**PROVIDED RECORDS**
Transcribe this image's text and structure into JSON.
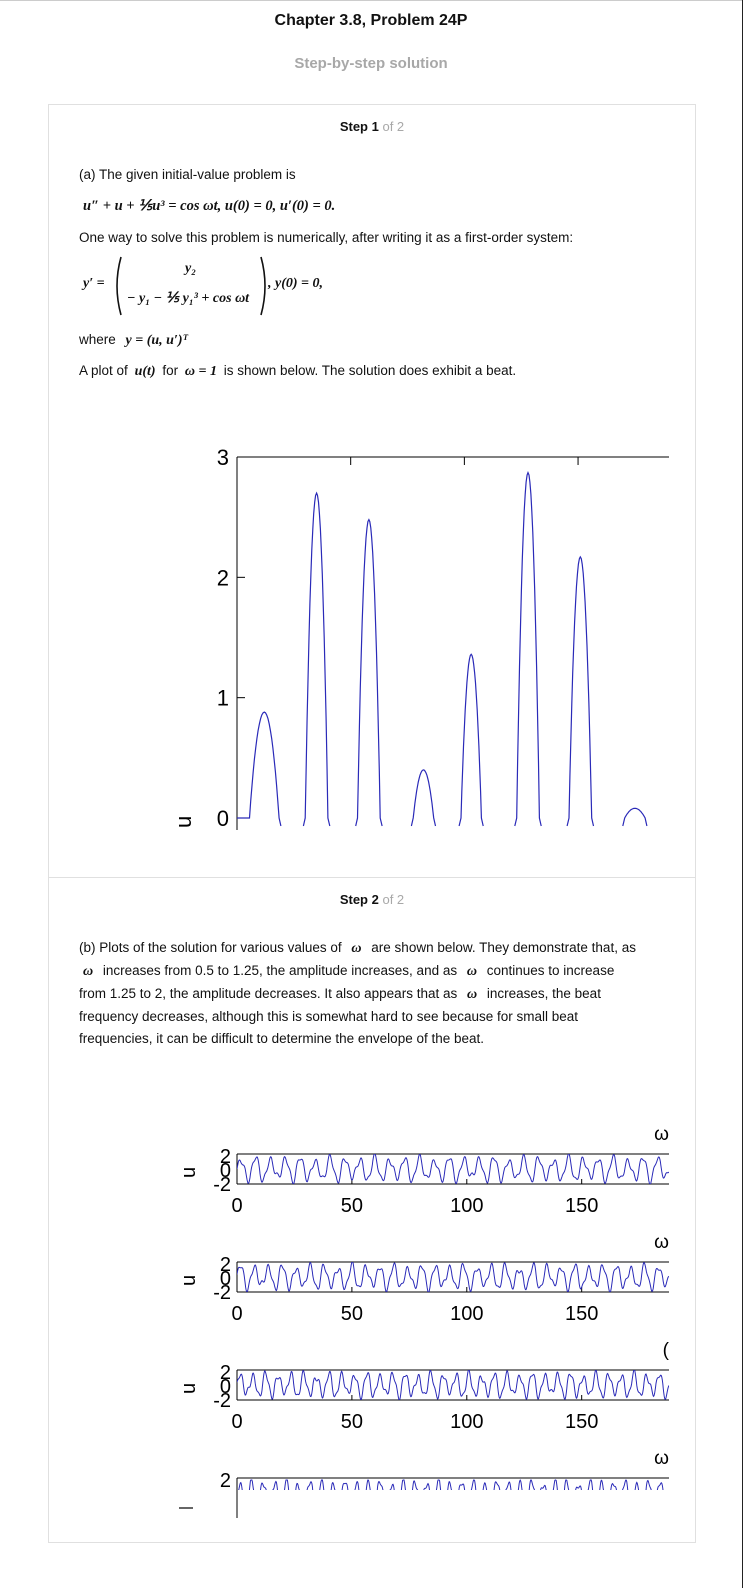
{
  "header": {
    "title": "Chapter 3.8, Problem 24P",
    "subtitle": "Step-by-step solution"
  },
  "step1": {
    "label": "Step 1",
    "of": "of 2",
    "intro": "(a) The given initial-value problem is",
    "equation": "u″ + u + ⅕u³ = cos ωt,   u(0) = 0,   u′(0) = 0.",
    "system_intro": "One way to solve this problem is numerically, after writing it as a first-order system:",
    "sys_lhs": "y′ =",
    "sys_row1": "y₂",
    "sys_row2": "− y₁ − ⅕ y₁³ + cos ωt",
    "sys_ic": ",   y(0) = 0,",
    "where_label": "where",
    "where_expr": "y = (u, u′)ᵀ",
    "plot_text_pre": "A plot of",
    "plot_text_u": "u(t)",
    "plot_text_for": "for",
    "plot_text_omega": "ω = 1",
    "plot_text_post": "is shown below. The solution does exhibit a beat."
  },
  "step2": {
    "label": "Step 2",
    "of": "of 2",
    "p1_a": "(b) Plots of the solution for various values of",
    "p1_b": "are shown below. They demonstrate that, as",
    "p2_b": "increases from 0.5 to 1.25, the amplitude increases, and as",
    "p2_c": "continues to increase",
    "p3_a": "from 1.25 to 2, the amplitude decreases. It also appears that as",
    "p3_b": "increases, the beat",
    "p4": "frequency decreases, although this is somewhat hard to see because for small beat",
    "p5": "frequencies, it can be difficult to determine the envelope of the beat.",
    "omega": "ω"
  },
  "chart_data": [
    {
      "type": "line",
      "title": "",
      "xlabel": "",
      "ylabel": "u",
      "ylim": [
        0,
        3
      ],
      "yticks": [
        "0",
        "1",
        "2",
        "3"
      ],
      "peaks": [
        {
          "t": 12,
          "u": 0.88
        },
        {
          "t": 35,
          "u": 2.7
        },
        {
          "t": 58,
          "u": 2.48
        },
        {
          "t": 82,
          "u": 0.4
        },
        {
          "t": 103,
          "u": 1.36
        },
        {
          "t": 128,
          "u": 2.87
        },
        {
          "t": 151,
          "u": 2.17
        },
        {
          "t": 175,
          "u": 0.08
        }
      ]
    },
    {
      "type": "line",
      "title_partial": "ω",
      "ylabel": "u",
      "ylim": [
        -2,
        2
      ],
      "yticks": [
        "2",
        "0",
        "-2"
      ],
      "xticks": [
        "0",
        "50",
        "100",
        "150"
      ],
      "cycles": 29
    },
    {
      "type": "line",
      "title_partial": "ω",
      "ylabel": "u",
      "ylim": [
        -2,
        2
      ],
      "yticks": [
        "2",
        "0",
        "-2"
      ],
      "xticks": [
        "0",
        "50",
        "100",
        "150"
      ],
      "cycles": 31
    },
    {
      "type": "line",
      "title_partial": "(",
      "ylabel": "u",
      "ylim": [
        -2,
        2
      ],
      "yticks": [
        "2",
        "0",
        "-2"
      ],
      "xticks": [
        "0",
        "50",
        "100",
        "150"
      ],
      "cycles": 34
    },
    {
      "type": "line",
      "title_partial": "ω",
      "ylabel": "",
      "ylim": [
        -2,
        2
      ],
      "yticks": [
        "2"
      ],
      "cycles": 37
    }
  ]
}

**PROBLEM TO SOLVE**
Go through the records. Copy each line where "decreases" appears.

**OUTPUT BELOW**
    "p3_a": "from 1.25 to 2, the amplitude decreases. It also appears that as",
    "p4": "frequency decreases, although this is somewhat hard to see because for small beat",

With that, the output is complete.